### Stored items from a collection
---*---
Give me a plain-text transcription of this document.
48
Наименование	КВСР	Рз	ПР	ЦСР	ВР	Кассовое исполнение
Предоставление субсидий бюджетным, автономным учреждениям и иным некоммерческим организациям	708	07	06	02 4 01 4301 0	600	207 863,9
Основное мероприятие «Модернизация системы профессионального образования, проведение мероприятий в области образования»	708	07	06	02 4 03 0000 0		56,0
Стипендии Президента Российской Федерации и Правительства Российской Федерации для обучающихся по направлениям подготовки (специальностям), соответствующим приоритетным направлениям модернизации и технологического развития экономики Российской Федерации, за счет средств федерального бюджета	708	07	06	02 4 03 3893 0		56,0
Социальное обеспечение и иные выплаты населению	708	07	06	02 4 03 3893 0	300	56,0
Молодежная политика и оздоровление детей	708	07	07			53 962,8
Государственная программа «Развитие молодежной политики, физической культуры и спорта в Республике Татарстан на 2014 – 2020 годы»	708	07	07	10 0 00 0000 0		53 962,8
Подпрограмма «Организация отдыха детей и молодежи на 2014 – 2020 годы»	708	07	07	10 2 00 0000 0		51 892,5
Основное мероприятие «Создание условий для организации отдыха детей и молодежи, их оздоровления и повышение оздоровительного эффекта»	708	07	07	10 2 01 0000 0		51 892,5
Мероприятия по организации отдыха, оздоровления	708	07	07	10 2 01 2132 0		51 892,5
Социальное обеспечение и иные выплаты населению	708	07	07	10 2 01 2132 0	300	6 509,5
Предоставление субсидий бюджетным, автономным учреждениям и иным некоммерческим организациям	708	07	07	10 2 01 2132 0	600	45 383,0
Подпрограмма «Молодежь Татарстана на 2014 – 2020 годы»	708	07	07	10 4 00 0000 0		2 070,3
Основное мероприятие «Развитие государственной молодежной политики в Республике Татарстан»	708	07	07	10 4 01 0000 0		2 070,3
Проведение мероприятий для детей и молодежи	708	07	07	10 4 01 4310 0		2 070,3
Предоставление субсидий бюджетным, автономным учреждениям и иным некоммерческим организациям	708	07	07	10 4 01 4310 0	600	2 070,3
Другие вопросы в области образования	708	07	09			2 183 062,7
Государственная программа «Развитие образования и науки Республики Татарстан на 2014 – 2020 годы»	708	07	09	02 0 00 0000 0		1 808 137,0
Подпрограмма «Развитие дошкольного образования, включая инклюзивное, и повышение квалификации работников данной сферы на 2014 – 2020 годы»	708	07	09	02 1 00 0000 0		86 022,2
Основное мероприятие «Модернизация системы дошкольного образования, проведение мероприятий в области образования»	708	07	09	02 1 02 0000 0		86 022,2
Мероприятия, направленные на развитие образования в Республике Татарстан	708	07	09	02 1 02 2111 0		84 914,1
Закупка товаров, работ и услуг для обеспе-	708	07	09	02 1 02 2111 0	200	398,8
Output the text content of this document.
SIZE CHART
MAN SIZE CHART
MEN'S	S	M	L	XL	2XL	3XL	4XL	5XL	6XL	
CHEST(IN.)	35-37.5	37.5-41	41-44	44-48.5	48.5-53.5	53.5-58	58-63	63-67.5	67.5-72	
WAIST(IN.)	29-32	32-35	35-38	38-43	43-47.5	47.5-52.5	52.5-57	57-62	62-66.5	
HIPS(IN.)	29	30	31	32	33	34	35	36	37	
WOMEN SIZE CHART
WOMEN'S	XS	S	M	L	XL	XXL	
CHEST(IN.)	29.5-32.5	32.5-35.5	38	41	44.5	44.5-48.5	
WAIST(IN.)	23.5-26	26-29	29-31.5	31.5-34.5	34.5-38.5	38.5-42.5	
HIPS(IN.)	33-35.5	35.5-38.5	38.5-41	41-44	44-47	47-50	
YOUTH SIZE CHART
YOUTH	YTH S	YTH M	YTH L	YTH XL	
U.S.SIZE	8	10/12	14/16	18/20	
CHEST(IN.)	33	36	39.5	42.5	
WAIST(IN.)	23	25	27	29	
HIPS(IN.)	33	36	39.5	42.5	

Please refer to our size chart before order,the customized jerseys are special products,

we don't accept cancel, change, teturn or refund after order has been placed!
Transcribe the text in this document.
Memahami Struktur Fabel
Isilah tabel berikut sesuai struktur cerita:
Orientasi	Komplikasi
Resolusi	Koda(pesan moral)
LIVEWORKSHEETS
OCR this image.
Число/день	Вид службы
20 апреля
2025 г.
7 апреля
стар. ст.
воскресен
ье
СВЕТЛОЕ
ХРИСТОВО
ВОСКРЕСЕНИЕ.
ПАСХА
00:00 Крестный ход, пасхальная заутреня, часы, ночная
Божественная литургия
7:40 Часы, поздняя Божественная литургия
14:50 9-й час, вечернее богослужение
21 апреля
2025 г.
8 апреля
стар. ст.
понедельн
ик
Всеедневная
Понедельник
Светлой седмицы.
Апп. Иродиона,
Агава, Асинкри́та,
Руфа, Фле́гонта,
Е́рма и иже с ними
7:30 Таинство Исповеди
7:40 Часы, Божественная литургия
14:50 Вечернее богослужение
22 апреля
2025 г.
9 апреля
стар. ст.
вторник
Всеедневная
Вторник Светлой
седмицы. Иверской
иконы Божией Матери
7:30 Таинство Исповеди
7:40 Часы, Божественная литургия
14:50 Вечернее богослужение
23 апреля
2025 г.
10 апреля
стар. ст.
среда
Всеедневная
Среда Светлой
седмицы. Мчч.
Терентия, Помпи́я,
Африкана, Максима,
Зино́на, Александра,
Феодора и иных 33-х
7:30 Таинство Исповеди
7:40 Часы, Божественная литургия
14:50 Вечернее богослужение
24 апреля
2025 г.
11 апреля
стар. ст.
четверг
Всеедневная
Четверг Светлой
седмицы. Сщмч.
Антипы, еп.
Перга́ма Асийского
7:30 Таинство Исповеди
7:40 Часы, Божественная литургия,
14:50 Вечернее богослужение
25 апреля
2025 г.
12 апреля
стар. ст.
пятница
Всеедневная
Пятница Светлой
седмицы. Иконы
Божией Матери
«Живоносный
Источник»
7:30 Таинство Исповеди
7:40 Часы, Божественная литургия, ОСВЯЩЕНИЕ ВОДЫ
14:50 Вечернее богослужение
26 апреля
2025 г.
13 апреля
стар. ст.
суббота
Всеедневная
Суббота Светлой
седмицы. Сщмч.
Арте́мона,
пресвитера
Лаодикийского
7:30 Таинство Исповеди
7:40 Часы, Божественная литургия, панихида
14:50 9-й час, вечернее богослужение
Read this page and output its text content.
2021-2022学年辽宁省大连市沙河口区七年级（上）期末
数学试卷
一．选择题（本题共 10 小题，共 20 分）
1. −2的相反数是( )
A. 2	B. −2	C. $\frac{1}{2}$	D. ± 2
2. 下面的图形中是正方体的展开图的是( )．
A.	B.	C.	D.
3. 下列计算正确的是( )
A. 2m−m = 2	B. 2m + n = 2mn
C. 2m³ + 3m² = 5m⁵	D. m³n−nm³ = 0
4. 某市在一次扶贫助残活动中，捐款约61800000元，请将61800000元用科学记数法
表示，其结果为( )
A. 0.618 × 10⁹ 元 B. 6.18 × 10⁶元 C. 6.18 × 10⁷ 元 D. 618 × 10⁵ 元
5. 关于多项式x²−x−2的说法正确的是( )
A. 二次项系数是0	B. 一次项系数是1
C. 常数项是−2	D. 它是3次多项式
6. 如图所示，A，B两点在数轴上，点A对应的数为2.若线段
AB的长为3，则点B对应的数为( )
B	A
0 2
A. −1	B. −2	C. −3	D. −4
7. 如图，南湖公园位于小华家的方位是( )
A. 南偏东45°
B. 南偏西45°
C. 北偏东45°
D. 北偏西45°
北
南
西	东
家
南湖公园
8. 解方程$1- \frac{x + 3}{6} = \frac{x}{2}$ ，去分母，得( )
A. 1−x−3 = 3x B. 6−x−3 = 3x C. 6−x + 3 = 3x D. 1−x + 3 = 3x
---*---
### STATED TASK
Look through the entries and work out how many lines have the word "мероприятий" in them; reply with that number only.

### COMPLETED TASK
3